_OBIETTIVO A_
Nell'elenco, riscrivi il tratto che va dalla riga contenente "Enumerate the UI" fino a quella contenente "series-layer bbox=[21, 36, 858, 273]", estremi compresi. Cambia "legend-label" in "legend-caption" e lascia tutto il resto invariato.

_BRANO FORNITO_
----------

Il presidente Rossotto: “Così si uccide l’agricoltura, i terreni diventano strumenti finanziari e non risorse produttive”

Stefano Rossotto, presidente Cia, ex consigliere comunale di Cinzano

Stefano Rossotto, presidente Cia, ex consigliere comunale di Cinzano

Un nuovo fronte si apre nel dibattito tra energia rinnovabile e tutela del suolo agricolo. A Poirino, nel Torinese, la Cia Agricoltori delle Alpi ha annunciato la sua ferma opposizione al progetto di due lotti agrivoltaici di dimensioni colossali: 75 e 69 ettari, da realizzare in un’area adiacente a un impianto fotovoltaico già operativo di venti ettari. In totale, un’enorme distesa di pannelli solari che, secondo gli agricoltori, rischia di trasformare un territorio a vocazione agricola in un deserto industriale dell’energia.

Il presidente provinciale Stefano Rossotto non usa mezzi termini: «Si tratta di dimensioni insostenibili e incompatibili con la vocazione agricola del territorio». E aggiunge che la superficie complessiva «supera ogni criterio di buon senso e rappresenta un consumo di suolo senza precedenti». Parole dure che riflettono il malcontento diffuso tra gli agricoltori del Torinese, già provati dall’aumento dei costi di gestione e dalla crescente competizione per l’uso dei terreni.

----------

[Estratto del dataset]
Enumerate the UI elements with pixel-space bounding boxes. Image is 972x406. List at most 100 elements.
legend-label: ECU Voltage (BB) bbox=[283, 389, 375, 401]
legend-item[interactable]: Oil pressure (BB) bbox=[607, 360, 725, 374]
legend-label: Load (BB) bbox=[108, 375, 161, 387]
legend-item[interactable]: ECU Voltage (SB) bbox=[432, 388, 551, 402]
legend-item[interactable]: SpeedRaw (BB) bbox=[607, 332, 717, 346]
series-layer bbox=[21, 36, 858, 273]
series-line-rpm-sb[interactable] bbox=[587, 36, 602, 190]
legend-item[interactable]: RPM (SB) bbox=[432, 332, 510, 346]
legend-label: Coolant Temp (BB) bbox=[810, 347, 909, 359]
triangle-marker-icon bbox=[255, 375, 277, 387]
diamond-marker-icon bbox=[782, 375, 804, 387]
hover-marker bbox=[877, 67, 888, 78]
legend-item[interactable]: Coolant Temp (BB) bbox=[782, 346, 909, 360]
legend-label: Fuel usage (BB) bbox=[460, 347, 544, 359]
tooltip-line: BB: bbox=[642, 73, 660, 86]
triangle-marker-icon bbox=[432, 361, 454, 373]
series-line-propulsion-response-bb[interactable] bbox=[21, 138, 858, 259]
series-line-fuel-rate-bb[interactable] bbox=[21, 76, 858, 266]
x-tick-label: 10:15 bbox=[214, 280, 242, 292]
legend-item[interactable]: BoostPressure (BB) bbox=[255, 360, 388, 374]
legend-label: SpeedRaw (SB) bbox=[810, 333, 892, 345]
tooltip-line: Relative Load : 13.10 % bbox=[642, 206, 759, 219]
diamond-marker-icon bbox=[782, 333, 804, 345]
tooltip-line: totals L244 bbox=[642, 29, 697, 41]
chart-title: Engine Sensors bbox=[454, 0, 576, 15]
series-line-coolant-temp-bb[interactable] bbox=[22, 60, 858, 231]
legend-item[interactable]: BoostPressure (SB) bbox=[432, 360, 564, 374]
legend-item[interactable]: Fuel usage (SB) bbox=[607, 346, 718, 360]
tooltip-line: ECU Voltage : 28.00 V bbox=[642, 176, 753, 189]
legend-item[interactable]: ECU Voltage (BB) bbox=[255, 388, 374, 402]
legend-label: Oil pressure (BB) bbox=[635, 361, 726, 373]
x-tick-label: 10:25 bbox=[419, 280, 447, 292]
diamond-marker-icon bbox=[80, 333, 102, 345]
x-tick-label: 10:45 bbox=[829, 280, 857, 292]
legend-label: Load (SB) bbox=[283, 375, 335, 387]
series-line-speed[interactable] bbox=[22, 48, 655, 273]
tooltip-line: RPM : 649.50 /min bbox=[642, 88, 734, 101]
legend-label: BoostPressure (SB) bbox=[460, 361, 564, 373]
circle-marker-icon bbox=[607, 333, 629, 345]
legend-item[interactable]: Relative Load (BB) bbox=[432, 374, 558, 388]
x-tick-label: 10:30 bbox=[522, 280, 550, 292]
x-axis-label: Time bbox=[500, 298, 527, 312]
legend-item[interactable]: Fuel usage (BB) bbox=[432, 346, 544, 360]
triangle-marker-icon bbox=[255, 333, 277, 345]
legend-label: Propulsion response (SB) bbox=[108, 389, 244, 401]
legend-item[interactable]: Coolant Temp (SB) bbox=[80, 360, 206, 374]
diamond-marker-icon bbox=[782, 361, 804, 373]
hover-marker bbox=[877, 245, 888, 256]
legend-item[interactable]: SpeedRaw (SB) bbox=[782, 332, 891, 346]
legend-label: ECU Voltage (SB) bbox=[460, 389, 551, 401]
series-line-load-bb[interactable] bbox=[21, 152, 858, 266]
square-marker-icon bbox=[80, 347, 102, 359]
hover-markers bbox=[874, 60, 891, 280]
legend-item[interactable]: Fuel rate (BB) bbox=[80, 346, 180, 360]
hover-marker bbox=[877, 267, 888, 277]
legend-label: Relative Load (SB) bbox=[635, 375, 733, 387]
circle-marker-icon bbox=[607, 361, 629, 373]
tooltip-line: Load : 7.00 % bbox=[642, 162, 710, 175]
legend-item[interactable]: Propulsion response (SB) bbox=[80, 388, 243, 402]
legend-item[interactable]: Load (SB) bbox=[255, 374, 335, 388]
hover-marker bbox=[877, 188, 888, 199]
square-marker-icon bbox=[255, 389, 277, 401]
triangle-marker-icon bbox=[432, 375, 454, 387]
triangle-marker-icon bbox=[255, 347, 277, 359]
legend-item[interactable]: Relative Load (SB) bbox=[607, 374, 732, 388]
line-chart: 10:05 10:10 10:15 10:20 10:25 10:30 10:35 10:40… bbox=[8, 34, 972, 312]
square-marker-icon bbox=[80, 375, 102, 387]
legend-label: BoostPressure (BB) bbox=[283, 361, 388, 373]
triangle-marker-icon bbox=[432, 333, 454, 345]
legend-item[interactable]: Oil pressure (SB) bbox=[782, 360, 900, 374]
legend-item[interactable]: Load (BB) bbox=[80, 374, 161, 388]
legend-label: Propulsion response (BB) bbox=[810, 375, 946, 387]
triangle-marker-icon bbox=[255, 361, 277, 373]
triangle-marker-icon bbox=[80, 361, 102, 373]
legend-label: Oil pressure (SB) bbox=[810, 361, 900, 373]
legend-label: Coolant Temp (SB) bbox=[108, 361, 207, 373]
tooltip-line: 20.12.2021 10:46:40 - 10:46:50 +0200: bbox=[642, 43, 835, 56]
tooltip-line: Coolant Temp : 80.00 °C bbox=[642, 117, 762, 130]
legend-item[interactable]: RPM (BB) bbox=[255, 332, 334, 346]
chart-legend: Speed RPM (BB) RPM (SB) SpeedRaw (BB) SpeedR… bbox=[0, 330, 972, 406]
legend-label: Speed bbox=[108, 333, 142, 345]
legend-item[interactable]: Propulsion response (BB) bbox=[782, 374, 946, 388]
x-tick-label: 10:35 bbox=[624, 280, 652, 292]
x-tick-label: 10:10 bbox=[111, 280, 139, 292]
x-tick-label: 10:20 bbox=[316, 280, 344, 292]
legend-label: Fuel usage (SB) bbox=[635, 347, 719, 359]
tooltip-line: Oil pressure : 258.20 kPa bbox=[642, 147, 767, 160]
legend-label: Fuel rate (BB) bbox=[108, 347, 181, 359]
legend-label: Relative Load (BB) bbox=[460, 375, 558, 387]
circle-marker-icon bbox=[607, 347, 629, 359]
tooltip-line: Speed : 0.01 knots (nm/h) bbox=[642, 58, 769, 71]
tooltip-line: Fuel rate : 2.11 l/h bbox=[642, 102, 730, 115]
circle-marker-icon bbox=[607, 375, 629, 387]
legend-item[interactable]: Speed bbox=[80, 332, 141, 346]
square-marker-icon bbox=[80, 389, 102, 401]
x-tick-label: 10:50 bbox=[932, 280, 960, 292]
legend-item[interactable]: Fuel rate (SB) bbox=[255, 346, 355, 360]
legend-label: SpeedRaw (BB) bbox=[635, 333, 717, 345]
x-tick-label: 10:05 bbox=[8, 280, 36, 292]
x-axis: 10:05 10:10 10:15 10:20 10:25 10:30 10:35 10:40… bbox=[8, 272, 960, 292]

----------

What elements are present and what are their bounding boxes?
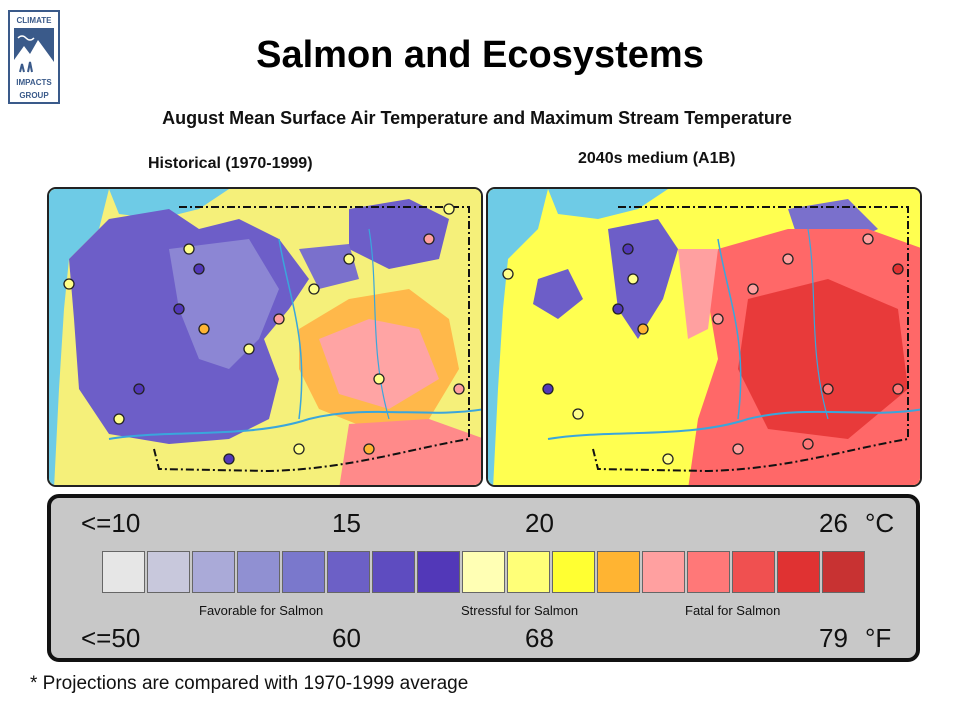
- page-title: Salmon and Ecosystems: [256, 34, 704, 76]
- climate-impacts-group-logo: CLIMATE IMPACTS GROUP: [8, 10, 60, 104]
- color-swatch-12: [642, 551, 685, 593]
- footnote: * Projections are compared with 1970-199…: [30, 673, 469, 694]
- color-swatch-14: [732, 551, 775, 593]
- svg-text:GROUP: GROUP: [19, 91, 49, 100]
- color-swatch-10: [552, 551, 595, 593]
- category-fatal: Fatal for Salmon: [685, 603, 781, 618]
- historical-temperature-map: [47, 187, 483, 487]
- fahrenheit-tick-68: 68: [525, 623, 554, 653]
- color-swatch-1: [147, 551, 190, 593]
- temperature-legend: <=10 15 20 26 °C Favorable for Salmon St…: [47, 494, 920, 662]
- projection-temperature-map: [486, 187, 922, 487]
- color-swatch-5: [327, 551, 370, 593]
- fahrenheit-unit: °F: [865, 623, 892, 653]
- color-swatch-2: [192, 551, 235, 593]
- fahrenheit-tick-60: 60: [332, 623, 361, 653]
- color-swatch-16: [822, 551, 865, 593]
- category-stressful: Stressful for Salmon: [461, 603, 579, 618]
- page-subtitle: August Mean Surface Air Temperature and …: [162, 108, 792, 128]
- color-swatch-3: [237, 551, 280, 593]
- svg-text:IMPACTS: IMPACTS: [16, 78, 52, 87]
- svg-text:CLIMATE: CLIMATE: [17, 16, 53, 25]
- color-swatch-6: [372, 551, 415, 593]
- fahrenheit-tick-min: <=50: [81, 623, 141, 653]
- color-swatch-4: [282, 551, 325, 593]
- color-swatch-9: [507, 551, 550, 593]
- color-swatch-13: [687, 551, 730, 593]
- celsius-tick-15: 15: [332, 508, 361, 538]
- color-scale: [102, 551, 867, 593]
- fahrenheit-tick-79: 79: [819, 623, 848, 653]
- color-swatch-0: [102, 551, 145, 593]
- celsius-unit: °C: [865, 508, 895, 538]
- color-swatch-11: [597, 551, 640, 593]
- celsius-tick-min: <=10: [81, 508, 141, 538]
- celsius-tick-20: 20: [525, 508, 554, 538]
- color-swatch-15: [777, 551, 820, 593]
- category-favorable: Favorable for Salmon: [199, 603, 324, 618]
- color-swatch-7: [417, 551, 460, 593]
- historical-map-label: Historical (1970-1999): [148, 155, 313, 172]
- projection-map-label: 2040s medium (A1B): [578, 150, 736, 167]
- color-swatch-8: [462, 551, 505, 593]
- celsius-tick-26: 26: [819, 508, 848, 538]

----------

_OBIETTIVO B_
Cita testualmente dal brano il tratto che va da "Il presidente provinciale" fino a "l’uso dei terreni.", estremi compresi.

_RISPOSTA CORRETTA A_
Enumerate the UI elements with pixel-space bounding boxes. Image is 972x406. List at most 100 elements.
legend-caption: ECU Voltage (BB) bbox=[283, 389, 375, 401]
legend-item[interactable]: Oil pressure (BB) bbox=[607, 360, 725, 374]
legend-caption: Load (BB) bbox=[108, 375, 161, 387]
legend-item[interactable]: ECU Voltage (SB) bbox=[432, 388, 551, 402]
legend-item[interactable]: SpeedRaw (BB) bbox=[607, 332, 717, 346]
series-layer bbox=[21, 36, 858, 273]

_RISPOSTA CORRETTA B_
Il presidente provinciale Stefano Rossotto non usa mezzi termini: «Si tratta di dimensioni insostenibili e incompatibili con la vocazione agricola del territorio». E aggiunge che la superficie complessiva «supera ogni criterio di buon senso e rappresenta un consumo di suolo senza precedenti». Parole dure che riflettono il malcontento diffuso tra gli agricoltori del Torinese, già provati dall’aumento dei costi di gestione e dalla crescente competizione per l’uso dei terreni.